DIRECTIONS FOR THIS TASK » From the excerpt about a graduate class, reproduce the passage from "Before class one" up to and including "sensitively and respectfully." word for word.

EXCERPT PROVIDED »
When I took the class, first-semester graduate student that I was, I was intimidated by new material that felt “out of my league”; haunted by imposter syndrome (did they really mean to admit me?); and my struggles with anxiety were at an all-time high as I tried to prove that I “fit” in the program. At this point, it probably seems like I should tell a story about how Gen made me feel like I did indeed “fit,” or how she supported me and made the space feel more inclusive. Because, without a doubt, Gen did those things many, many times for me. She helped me know I could participate, too, because I was a valuable voice in the field, a valuable colleague, a valuable person.

But that is not the story I need to tell. I want to tell a story that is important because it is about a time when Gen forced me to be uncomfortable; a time when she asked me to sit and dwell in my own identity and assumptions, my own privilege. (Though I am not sure I would have known to use that word, privilege, at the time.) So this is a participation story that is not warm and fuzzy, but it is a crucial one because Gen always challenged me. And I hope the legacy of her work challenges readers, too.

—-

Before class one day, some of us were casually talking to Professor Moss about teaching and our students, lamenting moments when they did not listen, when they appeared disrespectful or surly, or moments when we felt, simply, like we were failing to engage them. Professor Moss—who is, might I add, a master of quiet but powerful leadership in the classroom, always listening, always guiding, but often with few words—made a comment about a recent struggle she had faced with an undergraduate student. The details of her story I no longer quite recall, but it was something common, and she explained the issue with her student sensitively and respectfully.

Rather than thanking Professor Moss for her openness and guidance, or acknowledging her struggle, I instead rushed to show some sort of mastery myself, to be “right” during a time when I often felt not good enough. I replied, “Huh, I never have that issue in my class. Students never do that with me.”

It was a small comment, nothing important or interesting. One I would easily forget today because it really was not worth responding to, except that Gen did indeed respond. She said, “Well, Lauren, do you think maybe it might be different for you as a teacher because you’re a white woman?”

I don’t remember how I replied. I think I likely did not reply at all, eager to move on, eager to not talk about race and racism (even, yes, in a class where it was at the very center), eager to leave unacknowledged how uncritical I had been about my own whiteness at that time. (I still cringe now, recalling this moment.)

SUPPLIED RECORDS »
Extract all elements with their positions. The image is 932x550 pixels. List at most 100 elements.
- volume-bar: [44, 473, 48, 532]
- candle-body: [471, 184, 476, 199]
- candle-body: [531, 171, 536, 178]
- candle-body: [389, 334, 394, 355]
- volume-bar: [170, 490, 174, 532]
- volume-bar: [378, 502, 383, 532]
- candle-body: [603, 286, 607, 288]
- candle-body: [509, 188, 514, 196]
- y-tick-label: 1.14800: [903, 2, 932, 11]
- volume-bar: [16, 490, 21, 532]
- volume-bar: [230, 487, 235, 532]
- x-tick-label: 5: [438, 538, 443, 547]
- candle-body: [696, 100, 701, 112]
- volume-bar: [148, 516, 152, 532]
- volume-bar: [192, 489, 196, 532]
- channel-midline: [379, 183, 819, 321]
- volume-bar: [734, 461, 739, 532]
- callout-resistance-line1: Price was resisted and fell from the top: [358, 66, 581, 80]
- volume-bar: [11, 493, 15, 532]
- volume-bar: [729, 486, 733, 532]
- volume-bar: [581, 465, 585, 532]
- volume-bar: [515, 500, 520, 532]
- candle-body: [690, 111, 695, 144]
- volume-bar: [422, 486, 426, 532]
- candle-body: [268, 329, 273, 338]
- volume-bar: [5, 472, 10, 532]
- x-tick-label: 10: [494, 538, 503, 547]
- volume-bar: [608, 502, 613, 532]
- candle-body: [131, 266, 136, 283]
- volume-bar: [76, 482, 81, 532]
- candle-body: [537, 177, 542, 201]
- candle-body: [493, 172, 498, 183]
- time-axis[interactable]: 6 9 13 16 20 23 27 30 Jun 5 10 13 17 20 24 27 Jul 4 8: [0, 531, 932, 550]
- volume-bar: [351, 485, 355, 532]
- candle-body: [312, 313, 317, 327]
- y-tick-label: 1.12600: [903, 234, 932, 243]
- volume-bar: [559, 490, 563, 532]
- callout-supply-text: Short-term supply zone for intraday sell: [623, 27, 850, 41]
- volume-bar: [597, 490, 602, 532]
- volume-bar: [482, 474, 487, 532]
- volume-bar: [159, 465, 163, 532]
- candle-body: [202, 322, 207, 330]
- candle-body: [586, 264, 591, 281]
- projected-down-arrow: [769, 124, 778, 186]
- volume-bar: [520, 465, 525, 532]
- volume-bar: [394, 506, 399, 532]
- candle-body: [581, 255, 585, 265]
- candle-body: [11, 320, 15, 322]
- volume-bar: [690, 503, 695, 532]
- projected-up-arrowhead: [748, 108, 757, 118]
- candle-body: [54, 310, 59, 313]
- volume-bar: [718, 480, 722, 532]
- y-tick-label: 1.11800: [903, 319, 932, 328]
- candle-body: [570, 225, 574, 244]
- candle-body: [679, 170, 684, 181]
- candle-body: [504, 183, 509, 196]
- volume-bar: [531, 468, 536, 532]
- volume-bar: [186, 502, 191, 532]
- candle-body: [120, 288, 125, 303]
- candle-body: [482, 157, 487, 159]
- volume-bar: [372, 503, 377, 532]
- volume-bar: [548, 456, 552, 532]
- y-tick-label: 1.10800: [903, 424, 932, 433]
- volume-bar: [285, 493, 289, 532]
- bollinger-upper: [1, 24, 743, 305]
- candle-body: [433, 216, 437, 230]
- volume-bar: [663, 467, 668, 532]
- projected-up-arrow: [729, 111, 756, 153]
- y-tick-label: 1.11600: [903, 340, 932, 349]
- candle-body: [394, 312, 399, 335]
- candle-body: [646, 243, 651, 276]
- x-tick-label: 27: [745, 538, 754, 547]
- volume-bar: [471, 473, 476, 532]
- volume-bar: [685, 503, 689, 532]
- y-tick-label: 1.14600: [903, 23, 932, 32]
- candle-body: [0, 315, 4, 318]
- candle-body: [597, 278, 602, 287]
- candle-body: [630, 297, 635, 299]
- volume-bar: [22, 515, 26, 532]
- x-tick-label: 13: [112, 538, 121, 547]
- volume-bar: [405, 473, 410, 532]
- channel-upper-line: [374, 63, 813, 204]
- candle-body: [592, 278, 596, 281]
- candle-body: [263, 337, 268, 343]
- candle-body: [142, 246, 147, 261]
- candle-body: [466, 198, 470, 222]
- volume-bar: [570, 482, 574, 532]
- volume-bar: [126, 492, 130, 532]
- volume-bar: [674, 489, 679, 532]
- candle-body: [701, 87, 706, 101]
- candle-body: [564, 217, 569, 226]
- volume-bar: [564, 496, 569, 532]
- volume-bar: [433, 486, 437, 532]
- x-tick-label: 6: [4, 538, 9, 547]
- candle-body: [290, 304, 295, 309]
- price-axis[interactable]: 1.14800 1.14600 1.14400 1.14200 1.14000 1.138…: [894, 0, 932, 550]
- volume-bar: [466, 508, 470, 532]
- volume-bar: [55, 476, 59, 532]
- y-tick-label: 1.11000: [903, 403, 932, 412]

REPLY »
Before class one day, some of us were casually talking to Professor Moss about teaching and our students, lamenting moments when they did not listen, when they appeared disrespectful or surly, or moments when we felt, simply, like we were failing to engage them. Professor Moss—who is, might I add, a master of quiet but powerful leadership in the classroom, always listening, always guiding, but often with few words—made a comment about a recent struggle she had faced with an undergraduate student. The details of her story I no longer quite recall, but it was something common, and she explained the issue with her student sensitively and respectfully.